--- Reading passage ---
-*-
Monday, May 11, 2015

SUNS SUNS SUNS: The Claw of the Conciliator 11-15


Back in Chapter 10, Jonas did a pretty good job of summing up what Severian thinks his goals are at this point in the story, even as he mocks how some of them just might cancel each other out:
You want to serve Vodalus, and go to Thrax and begin a new life in exile, and to wipe out the stain you say you have made on the honor of your guild -- though I confess I don't understand how such a thing can be stained -- and to find the woman called Dorcas, and to make peace with the woman called Agia while returning something we both know of to the women called Pelerines.
 Can Severian do any of this, at this point, let alone all of this? We'll see. But first he has a Very Special Meal to eat, and it's even ickier, and more life-changing, than we've been led so far to anticipate, for the "analeptic" (stimulant) quality of the alzabo is just the first course of this bizarre "meal."

Recall that Severian first met Vodalus and Thea in the midst of a grave-robbing. Didn't you wonder what they were going to do with the corpse? Now we're going to find out. Not, of course, with the corpse that they were stealing back then. Oh no. There is a much more important corpse out there now. And it's been roasted for increased edibility, but then dressed and posed so artfully that for a second, Severian seems to think that maybe Agia's note didn't lie, because THE MAIN COURSE IS THECLA!

So now Severian has something in common with this little lady. We thought she liked eating Eddie...


Maybe, though, Columbia would have been less upset if she'd gained the sort-of-benefit that Severian does here, because alzabo+Thecla+Severian's freakish Marilu-Henner memory = Thecla's entire experience, even a sort of print of her mind, now permanently shares Severian's skull with Severian.* Just the way we'll learn that someone else does much later on, for Vodalus & co. are not the only ones who exploit the strange properties of the alzabo. But so, no wonder Severian is crazy, and some of his narrative flights of memory seem so discombobulated; he's recording his story years later, and his skull is not entirely his own. Sometimes Thecla cuts in with her own memories. And perhaps someone else has a say in things, too. Dude. And so again, when he says that it's really Thecla's education that makes him capable of holding his own amongst the cultured, it literally is: what she learned and how she learned it, in minute biographical detail, is how Severian knows what the Snape people are talking about.**

But here's the thing: many people are sharing this experience, though for everyone else memories of it will fade naturally. For a time, though, all these people in Vodalus' inner circle are now going to experience all of Thecla's life in some degree. Including her time in the Matachin Tower of the Torturers' Guild. Including all the times she had sex with Severian. Well, I'd feel a little weird about that, were I Severian, is all I'm saying. Some of the guardsmen who'd escorted Severian and Jonas to this gathering were kind of ickily excited about the Sharing (and it seemed to make a difference to them that their, uh, meal, this time was a pretty Exultant woman). So, um, eww.
-*-
--- Given request 1 ---
In the blog post on The Claw of the Conciliator, chapters 11–15, what goals does Jonas's quoted summary attribute to Severian?
--- Given request 2 ---
Continue the blog post on The Claw of the Conciliator, chapters 11–15, starting after its final sentence.
The rows that come next are separate material, unrelated to the blog post above.
-*-
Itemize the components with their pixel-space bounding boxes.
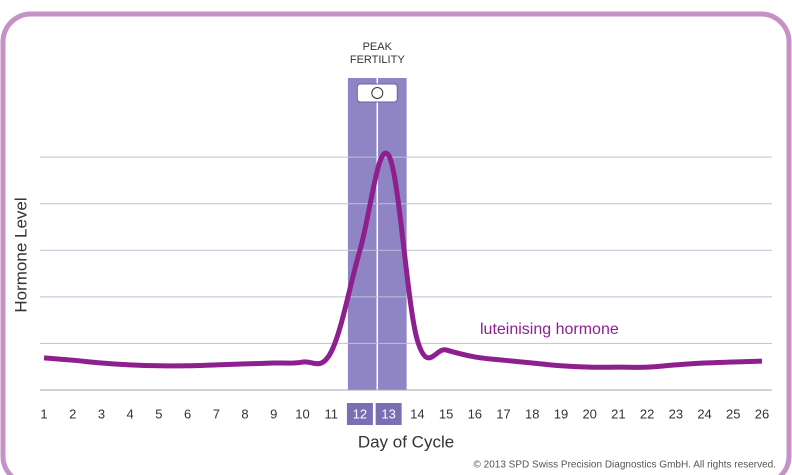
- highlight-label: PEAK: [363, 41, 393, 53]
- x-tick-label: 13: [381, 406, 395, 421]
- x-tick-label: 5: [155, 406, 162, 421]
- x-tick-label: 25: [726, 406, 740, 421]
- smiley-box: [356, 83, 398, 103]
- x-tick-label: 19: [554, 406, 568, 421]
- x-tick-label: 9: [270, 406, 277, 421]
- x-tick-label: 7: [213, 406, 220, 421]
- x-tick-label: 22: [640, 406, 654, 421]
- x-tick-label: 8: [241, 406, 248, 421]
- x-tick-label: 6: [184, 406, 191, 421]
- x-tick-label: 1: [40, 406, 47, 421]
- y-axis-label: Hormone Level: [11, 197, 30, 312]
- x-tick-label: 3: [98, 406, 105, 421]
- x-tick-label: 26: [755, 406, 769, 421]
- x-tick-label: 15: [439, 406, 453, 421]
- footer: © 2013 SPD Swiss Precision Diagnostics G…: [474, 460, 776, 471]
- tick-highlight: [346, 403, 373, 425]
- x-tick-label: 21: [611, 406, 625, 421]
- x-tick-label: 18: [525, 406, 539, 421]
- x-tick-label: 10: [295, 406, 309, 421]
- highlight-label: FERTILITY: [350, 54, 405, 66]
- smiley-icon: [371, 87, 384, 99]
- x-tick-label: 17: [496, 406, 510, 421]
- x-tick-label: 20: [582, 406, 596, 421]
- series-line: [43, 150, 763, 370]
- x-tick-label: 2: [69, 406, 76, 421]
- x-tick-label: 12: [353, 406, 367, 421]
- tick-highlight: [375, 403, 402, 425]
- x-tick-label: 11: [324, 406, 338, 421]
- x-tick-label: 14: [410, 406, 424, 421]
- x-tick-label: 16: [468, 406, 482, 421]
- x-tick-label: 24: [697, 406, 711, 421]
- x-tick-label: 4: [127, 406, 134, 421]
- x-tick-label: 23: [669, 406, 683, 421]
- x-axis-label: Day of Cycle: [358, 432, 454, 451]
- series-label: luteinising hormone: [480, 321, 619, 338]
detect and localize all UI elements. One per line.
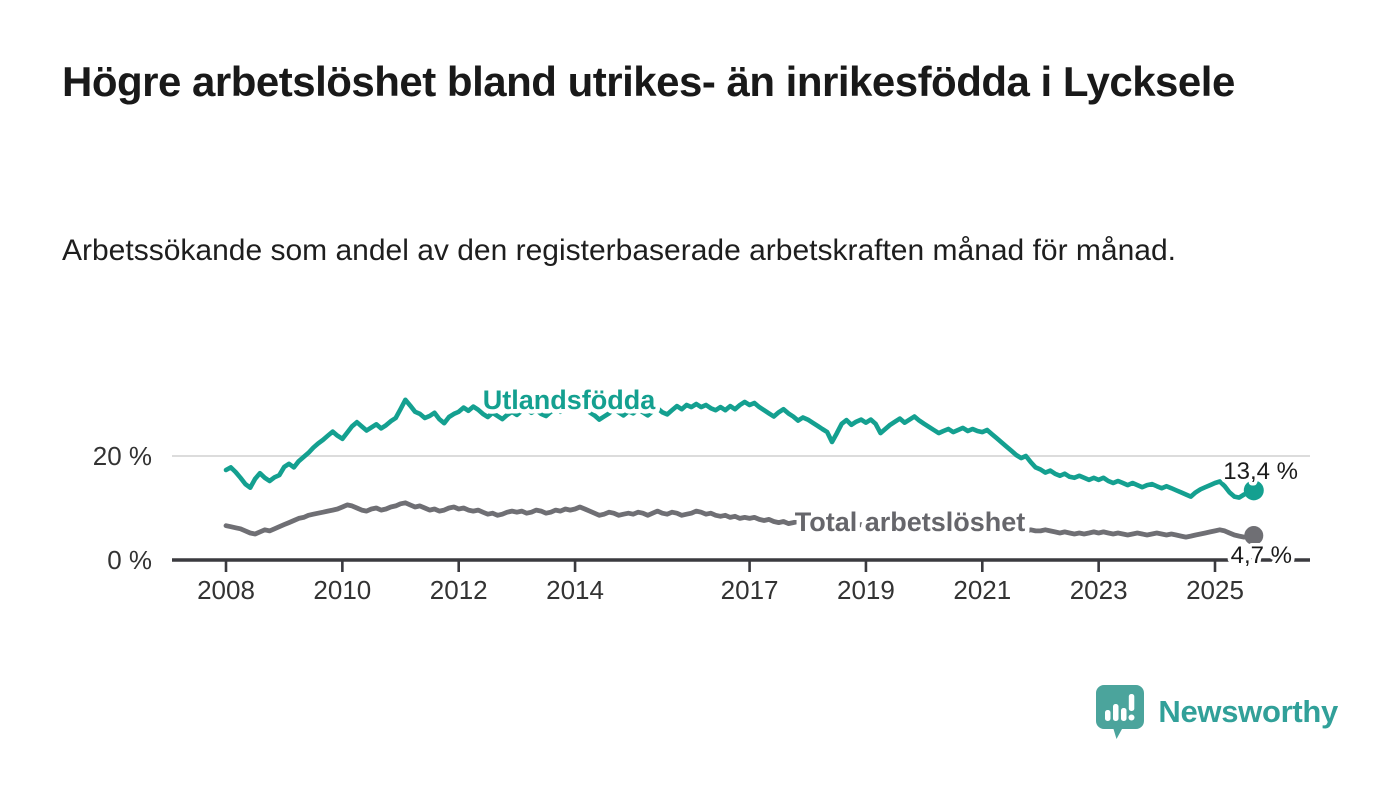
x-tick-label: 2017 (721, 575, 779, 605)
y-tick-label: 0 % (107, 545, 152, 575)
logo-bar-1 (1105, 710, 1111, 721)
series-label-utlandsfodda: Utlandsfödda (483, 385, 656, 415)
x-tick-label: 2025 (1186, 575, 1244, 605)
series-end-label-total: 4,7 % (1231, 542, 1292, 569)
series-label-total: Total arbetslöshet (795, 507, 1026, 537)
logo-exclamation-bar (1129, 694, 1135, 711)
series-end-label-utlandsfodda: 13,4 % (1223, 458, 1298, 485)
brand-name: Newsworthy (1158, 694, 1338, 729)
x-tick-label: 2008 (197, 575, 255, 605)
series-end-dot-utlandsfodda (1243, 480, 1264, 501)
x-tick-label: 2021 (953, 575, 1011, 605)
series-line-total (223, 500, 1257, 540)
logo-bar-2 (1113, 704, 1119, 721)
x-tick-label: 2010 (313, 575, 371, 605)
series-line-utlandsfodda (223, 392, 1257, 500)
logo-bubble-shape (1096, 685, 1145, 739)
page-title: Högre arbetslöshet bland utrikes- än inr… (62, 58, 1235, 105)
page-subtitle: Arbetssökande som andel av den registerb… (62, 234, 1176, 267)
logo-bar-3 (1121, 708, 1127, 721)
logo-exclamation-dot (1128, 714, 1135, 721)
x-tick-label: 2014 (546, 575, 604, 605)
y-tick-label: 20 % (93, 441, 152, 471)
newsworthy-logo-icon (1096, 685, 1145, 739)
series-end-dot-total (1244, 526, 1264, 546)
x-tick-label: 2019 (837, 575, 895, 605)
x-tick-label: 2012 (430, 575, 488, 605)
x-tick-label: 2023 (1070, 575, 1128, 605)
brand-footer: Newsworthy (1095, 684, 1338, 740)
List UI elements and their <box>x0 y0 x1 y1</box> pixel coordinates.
-*-
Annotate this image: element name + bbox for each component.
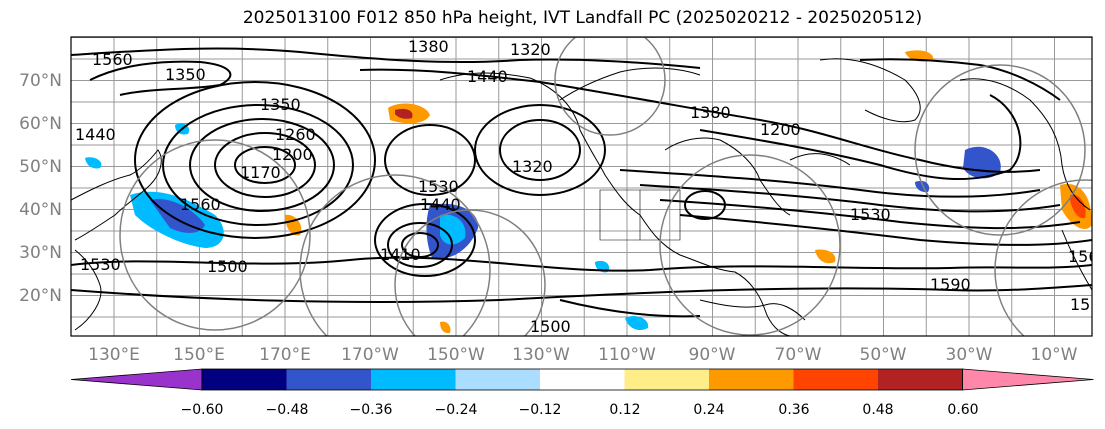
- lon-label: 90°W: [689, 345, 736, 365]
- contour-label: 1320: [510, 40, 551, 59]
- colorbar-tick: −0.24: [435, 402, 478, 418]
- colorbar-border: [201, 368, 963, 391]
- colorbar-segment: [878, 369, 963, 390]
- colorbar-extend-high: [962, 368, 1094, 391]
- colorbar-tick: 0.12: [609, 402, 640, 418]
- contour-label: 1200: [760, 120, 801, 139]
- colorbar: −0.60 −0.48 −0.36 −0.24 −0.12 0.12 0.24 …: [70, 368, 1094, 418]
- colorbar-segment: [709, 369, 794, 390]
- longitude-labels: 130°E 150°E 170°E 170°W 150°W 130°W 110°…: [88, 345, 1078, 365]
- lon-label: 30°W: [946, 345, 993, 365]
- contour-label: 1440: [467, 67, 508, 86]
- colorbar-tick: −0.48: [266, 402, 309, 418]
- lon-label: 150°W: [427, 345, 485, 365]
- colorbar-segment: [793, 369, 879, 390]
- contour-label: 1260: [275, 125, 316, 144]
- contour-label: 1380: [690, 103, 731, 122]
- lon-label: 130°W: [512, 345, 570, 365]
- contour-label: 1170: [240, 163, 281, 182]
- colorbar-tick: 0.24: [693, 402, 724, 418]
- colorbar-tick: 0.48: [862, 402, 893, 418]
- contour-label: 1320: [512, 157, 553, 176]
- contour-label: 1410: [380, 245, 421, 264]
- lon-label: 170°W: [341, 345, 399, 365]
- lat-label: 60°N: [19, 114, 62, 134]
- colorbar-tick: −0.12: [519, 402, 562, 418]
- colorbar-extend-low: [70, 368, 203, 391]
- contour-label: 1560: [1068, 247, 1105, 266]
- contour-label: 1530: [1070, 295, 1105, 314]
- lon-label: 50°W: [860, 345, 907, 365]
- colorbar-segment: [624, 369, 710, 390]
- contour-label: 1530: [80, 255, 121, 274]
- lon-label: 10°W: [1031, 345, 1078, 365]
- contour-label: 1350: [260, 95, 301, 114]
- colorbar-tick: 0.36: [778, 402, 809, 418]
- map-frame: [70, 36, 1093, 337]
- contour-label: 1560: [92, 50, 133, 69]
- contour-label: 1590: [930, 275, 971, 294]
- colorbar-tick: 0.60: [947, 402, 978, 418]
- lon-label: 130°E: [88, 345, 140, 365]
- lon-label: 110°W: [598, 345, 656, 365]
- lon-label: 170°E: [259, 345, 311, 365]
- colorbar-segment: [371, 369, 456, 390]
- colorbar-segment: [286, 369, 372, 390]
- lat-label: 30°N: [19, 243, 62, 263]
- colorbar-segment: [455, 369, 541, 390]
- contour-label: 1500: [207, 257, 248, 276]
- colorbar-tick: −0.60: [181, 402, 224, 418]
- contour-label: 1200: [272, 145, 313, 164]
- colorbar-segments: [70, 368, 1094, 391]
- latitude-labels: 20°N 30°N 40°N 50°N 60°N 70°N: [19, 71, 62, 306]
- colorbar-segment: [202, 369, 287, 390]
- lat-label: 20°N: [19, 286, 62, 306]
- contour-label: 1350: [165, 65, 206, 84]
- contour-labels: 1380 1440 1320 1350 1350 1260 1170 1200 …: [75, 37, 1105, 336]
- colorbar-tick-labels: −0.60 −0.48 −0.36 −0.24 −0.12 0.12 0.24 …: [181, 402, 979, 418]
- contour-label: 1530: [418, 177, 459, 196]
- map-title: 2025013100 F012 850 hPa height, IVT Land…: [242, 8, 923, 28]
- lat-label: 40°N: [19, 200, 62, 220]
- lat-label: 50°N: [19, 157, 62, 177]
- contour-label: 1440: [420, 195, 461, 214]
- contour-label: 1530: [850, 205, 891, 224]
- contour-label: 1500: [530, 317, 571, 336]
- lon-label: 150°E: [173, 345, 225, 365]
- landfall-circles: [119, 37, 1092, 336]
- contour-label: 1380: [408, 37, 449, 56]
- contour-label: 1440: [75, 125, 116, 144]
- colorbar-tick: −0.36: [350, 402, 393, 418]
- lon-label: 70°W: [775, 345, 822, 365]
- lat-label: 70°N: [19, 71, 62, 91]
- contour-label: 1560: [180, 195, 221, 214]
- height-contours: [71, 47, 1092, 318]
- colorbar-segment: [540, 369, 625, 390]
-*-
--- Expected output 1 ---
- Serve Vodalus
- Go to Thrax and begin a new life in exile
- Wipe out the stain he says he has made on the honor of his guild
- Find the woman called Dorcas
- Make peace with the woman called Agia
- Return something to the women called Pelerines

--- Expected output 2 ---
But anyway! We also finally learn about the mission Vodalus has in mind for Severian: go to the House Absolute -- it turns out that Dr. Talos' theatrical troupe has been invited, so he and Jonas have the perfect excuse to be there -- and pass on a message (in the form of a small piece of steel, vaguely knifelike, of the kind you strike a piece of flint against to get a spark and start a fire) to whoever gives the code phrase "the pelagic argosy sights land"; and if a return message is then given, Severian can pass it on to anyone who tells him "I am from the quercine penetralia."

So, I think at least the first code phrase is referring to the megatherians -- a pelagic argosy being, basically, a flotilla near the shore? Really near the shore if it's sighting land? But as for the "quercine penetralia"... um, quercine basically means "oak" or "oaken" and "penetralia" refers to interior or private parts but NOT ONLY IN THE SEXYTIMES SENSE YOU GUYS I've seen the word used in the context of describing, say, rooms deep inside a house. So, I'm from the heart of the oak? But oh wait, that was the name of a naval song in Nelson's navy! They played it on Jack Aubrey's ships sometimes in Patrick O'Brian's novels. So that, too, is rather an oceanic or nautical thing to say. So, yep, it's all about the megatherians. Or at least those among them or their lackeys who "wait until man is purified again, ready to join with them in the conquest of the universe."

Next morning, Severian and Jonas(who reveals he didn't eat any Thecla, actually doesn't really eat much at all [because he's most likely a cyborg, about which more some other time]) wake to find everybody's gone, but they've been left with some very nice horses to speed them on their way to Autarchland. Easy peasy, lemon -- what the hell is that? Oh look, we're back in Clark Ashton Smith territory again, as ATTACK OF THE WEIRD BLACK DRAPY THINGS THAT SUCK HEAT. Which Severian quickly learns are a mistake to slice up with his sword because that just makes more of them. Fortunately, as bravely bold Sir Robin Severian runs away, he comes upon an uhlan (basically, a lancer, except this is a POWER LANCE THAT SHOOTS BLUE BOLTS OF POWER, YO) and basically maneuvers the "Notules" into attacking the uhlan instead. Of course the uhlan fights back, but of course his BLUE BOLTS OF POWER, YO just give the things more energy and they finally overwhelm the poor sap and GET SUCKED UP INTO HIS MOUTH AND NOSTRILS.

So the uhlan seems to be basically dead, but neither Severian nor Jonas seem particularly concerned about that. Jonas, it turns out, has encountered these things before and knows that the only way to really deal with them is to contain them in something air-tight. So he draws each of them out of the guy's head and stashes them in the guy's little herb box and BOOM, they're done.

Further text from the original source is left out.